***** Extracted records *****
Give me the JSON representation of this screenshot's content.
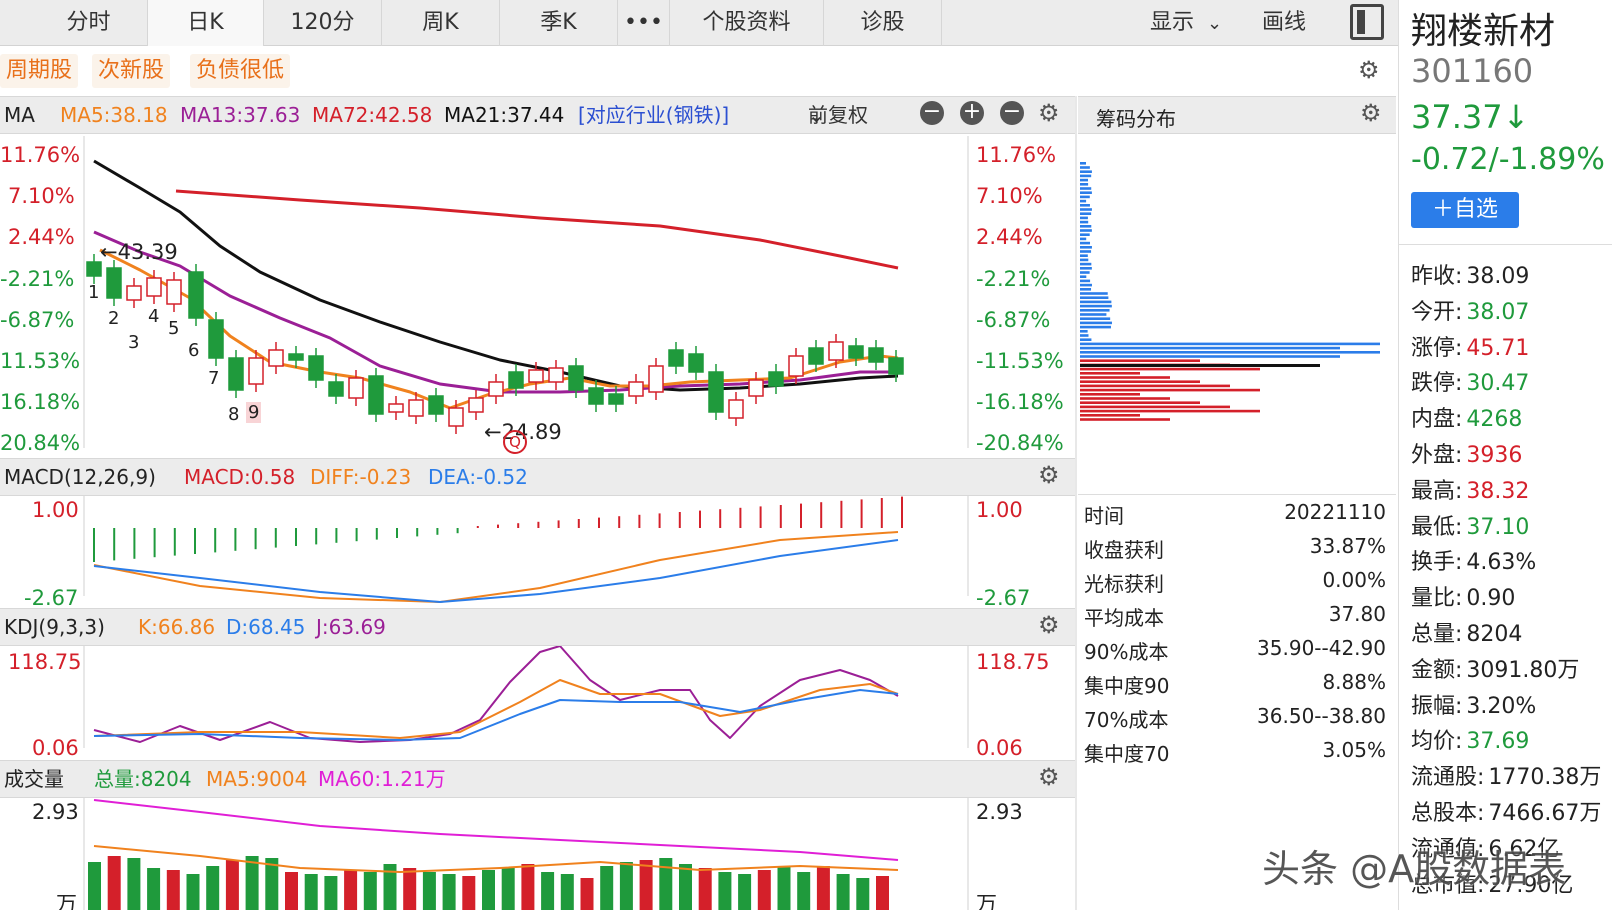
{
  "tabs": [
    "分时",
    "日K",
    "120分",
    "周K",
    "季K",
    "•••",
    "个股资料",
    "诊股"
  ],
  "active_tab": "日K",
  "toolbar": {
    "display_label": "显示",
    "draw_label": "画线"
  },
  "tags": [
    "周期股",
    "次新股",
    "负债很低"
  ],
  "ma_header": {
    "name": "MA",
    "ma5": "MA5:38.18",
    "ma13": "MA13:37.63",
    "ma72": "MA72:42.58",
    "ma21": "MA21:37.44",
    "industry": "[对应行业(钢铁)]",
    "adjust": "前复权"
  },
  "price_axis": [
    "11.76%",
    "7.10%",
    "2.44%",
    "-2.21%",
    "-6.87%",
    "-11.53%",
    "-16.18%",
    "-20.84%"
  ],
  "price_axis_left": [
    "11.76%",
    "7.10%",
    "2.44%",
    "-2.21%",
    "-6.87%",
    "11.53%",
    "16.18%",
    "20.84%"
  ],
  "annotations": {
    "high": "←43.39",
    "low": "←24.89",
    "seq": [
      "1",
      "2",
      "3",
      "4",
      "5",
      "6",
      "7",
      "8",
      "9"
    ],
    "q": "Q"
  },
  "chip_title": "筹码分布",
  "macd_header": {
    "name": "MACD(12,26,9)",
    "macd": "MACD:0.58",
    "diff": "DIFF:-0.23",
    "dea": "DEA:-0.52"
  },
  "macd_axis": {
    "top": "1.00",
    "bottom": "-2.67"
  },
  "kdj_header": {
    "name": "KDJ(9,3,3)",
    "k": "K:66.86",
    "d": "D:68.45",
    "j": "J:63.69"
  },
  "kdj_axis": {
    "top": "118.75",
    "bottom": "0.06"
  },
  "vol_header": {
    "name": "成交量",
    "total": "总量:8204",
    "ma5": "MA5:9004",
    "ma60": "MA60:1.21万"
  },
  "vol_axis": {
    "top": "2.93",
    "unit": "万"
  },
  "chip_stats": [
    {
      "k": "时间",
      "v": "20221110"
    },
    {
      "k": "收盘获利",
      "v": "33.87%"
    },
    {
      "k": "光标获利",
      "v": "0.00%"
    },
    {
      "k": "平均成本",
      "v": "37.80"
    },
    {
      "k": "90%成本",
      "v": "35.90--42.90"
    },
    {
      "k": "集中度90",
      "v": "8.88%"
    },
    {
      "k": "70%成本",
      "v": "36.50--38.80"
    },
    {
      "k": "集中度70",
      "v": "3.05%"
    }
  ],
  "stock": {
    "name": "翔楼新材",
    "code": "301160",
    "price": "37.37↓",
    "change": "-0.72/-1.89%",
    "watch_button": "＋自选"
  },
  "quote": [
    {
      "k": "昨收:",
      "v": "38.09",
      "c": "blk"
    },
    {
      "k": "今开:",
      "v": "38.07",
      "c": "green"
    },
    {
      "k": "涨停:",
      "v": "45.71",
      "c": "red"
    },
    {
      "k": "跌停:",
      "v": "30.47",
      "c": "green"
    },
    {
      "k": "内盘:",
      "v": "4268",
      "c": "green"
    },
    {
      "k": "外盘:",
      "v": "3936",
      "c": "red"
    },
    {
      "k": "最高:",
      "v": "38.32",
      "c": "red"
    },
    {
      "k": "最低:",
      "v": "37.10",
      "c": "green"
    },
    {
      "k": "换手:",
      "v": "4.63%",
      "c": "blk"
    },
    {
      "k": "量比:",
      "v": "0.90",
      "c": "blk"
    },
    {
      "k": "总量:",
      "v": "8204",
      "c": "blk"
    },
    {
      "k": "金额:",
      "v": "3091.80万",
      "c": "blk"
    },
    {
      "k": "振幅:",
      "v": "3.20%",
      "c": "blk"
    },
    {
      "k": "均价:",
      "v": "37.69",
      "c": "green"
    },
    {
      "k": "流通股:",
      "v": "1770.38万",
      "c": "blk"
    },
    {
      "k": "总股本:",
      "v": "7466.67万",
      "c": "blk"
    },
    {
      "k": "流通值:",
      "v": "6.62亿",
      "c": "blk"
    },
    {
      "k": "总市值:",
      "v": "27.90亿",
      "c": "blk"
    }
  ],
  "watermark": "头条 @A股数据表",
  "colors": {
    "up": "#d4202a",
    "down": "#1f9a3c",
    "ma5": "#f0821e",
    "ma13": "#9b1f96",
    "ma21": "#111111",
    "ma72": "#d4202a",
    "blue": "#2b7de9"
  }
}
*****
***** Extracted records *****
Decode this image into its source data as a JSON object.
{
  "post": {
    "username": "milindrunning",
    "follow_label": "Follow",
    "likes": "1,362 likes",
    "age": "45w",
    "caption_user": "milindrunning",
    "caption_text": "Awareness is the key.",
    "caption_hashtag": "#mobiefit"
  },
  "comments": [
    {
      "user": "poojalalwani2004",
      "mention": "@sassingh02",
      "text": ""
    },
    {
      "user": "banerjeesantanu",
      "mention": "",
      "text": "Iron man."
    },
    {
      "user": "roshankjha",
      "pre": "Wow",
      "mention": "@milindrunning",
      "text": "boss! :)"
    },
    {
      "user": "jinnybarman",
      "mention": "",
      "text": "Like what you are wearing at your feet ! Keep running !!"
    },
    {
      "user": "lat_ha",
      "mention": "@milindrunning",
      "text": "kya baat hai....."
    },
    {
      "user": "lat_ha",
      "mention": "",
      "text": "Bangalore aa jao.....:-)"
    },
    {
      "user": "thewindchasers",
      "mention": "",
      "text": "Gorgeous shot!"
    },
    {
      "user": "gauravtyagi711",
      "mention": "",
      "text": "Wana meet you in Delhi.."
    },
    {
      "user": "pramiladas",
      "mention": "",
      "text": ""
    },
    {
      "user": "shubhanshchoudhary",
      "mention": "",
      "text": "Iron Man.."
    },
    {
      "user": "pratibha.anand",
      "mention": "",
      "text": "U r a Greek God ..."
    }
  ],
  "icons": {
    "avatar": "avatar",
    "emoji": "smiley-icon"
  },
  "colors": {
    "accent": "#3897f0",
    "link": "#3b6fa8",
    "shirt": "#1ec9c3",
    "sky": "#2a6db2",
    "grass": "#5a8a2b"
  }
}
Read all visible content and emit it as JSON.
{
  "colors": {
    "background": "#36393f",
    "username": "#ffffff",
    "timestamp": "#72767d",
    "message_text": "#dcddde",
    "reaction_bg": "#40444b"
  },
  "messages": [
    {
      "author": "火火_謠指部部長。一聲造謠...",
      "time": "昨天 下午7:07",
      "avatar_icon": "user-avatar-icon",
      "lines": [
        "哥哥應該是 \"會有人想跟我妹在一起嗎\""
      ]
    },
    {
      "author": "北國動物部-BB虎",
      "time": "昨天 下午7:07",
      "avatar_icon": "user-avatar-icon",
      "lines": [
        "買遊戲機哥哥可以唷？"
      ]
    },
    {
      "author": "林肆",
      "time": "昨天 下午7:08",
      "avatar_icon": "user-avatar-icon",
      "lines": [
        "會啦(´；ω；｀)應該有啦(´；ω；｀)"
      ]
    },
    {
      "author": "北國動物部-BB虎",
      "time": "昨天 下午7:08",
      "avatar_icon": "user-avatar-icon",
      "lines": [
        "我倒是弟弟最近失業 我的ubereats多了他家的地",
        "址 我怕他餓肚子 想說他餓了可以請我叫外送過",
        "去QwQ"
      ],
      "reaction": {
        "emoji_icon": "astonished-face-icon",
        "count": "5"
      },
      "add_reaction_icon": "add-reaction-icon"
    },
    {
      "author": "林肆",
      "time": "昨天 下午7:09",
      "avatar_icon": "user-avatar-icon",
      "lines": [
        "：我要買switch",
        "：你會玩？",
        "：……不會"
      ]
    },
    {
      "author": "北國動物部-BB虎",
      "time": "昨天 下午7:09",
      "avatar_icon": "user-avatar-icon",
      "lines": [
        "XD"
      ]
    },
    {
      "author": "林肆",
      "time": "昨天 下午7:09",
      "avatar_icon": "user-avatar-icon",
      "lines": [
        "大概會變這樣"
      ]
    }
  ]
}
*****
→ Stated problem:
From the listing, copy each line containing the word "username".

→ Answer for this exercise:
    "username": "milindrunning",
    "username": "#ffffff",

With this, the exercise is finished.